Stored dataset items
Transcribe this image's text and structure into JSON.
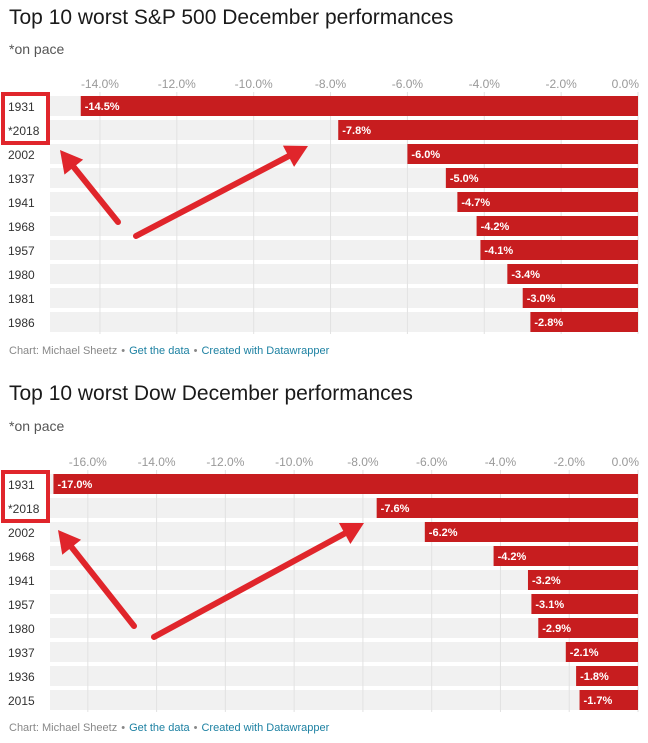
{
  "chart_data": [
    {
      "type": "bar",
      "orientation": "horizontal",
      "title": "Top 10 worst S&P 500 December performances",
      "subtitle": "*on pace",
      "categories": [
        "1931",
        "*2018",
        "2002",
        "1937",
        "1941",
        "1968",
        "1957",
        "1980",
        "1981",
        "1986"
      ],
      "values": [
        -14.5,
        -7.8,
        -6.0,
        -5.0,
        -4.7,
        -4.2,
        -4.1,
        -3.4,
        -3.0,
        -2.8
      ],
      "value_labels": [
        "-14.5%",
        "-7.8%",
        "-6.0%",
        "-5.0%",
        "-4.7%",
        "-4.2%",
        "-4.1%",
        "-3.4%",
        "-3.0%",
        "-2.8%"
      ],
      "ticks": [
        -14,
        -12,
        -10,
        -8,
        -6,
        -4,
        -2,
        0
      ],
      "tick_labels": [
        "-14.0%",
        "-12.0%",
        "-10.0%",
        "-8.0%",
        "-6.0%",
        "-4.0%",
        "-2.0%",
        "0.0%"
      ],
      "xlim": [
        -15.3,
        0
      ],
      "x_axis_position": "top",
      "grid": true,
      "bar_color": "#c71d1f",
      "annotations": [
        "red box around 1931 and *2018 labels",
        "red arrows pointing to the 1931 and *2018 labels"
      ],
      "footer": {
        "source": "Chart: Michael Sheetz",
        "get_data": "Get the data",
        "created_with": "Created with Datawrapper"
      }
    },
    {
      "type": "bar",
      "orientation": "horizontal",
      "title": "Top 10 worst Dow December performances",
      "subtitle": "*on pace",
      "categories": [
        "1931",
        "*2018",
        "2002",
        "1968",
        "1941",
        "1957",
        "1980",
        "1937",
        "1936",
        "2015"
      ],
      "values": [
        -17.0,
        -7.6,
        -6.2,
        -4.2,
        -3.2,
        -3.1,
        -2.9,
        -2.1,
        -1.8,
        -1.7
      ],
      "value_labels": [
        "-17.0%",
        "-7.6%",
        "-6.2%",
        "-4.2%",
        "-3.2%",
        "-3.1%",
        "-2.9%",
        "-2.1%",
        "-1.8%",
        "-1.7%"
      ],
      "ticks": [
        -16,
        -14,
        -12,
        -10,
        -8,
        -6,
        -4,
        -2,
        0
      ],
      "tick_labels": [
        "-16.0%",
        "-14.0%",
        "-12.0%",
        "-10.0%",
        "-8.0%",
        "-6.0%",
        "-4.0%",
        "-2.0%",
        "0.0%"
      ],
      "xlim": [
        -17.1,
        0
      ],
      "x_axis_position": "top",
      "grid": true,
      "bar_color": "#c71d1f",
      "annotations": [
        "red box around 1931 and *2018 labels",
        "red arrows pointing to the 1931 and *2018 labels"
      ],
      "footer": {
        "source": "Chart: Michael Sheetz",
        "get_data": "Get the data",
        "created_with": "Created with Datawrapper"
      }
    }
  ]
}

• To do
Reproduce the listing exactly. Leave its pictures out.

• Completed exercise
Transcribe this image's text and structure into JSON.
{
  "chart_data": [
    {
      "type": "bar",
      "orientation": "horizontal",
      "title": "Top 10 worst S&P 500 December performances",
      "subtitle": "*on pace",
      "categories": [
        "1931",
        "*2018",
        "2002",
        "1937",
        "1941",
        "1968",
        "1957",
        "1980",
        "1981",
        "1986"
      ],
      "values": [
        -14.5,
        -7.8,
        -6.0,
        -5.0,
        -4.7,
        -4.2,
        -4.1,
        -3.4,
        -3.0,
        -2.8
      ],
      "value_labels": [
        "-14.5%",
        "-7.8%",
        "-6.0%",
        "-5.0%",
        "-4.7%",
        "-4.2%",
        "-4.1%",
        "-3.4%",
        "-3.0%",
        "-2.8%"
      ],
      "ticks": [
        -14,
        -12,
        -10,
        -8,
        -6,
        -4,
        -2,
        0
      ],
      "tick_labels": [
        "-14.0%",
        "-12.0%",
        "-10.0%",
        "-8.0%",
        "-6.0%",
        "-4.0%",
        "-2.0%",
        "0.0%"
      ],
      "xlim": [
        -15.3,
        0
      ],
      "x_axis_position": "top",
      "grid": true,
      "bar_color": "#c71d1f",
      "annotations": [
        "red box around 1931 and *2018 labels",
        "red arrows pointing to the 1931 and *2018 labels"
      ],
      "footer": {
        "source": "Chart: Michael Sheetz",
        "get_data": "Get the data",
        "created_with": "Created with Datawrapper"
      }
    },
    {
      "type": "bar",
      "orientation": "horizontal",
      "title": "Top 10 worst Dow December performances",
      "subtitle": "*on pace",
      "categories": [
        "1931",
        "*2018",
        "2002",
        "1968",
        "1941",
        "1957",
        "1980",
        "1937",
        "1936",
        "2015"
      ],
      "values": [
        -17.0,
        -7.6,
        -6.2,
        -4.2,
        -3.2,
        -3.1,
        -2.9,
        -2.1,
        -1.8,
        -1.7
      ],
      "value_labels": [
        "-17.0%",
        "-7.6%",
        "-6.2%",
        "-4.2%",
        "-3.2%",
        "-3.1%",
        "-2.9%",
        "-2.1%",
        "-1.8%",
        "-1.7%"
      ],
      "ticks": [
        -16,
        -14,
        -12,
        -10,
        -8,
        -6,
        -4,
        -2,
        0
      ],
      "tick_labels": [
        "-16.0%",
        "-14.0%",
        "-12.0%",
        "-10.0%",
        "-8.0%",
        "-6.0%",
        "-4.0%",
        "-2.0%",
        "0.0%"
      ],
      "xlim": [
        -17.1,
        0
      ],
      "x_axis_position": "top",
      "grid": true,
      "bar_color": "#c71d1f",
      "annotations": [
        "red box around 1931 and *2018 labels",
        "red arrows pointing to the 1931 and *2018 labels"
      ],
      "footer": {
        "source": "Chart: Michael Sheetz",
        "get_data": "Get the data",
        "created_with": "Created with Datawrapper"
      }
    }
  ]
}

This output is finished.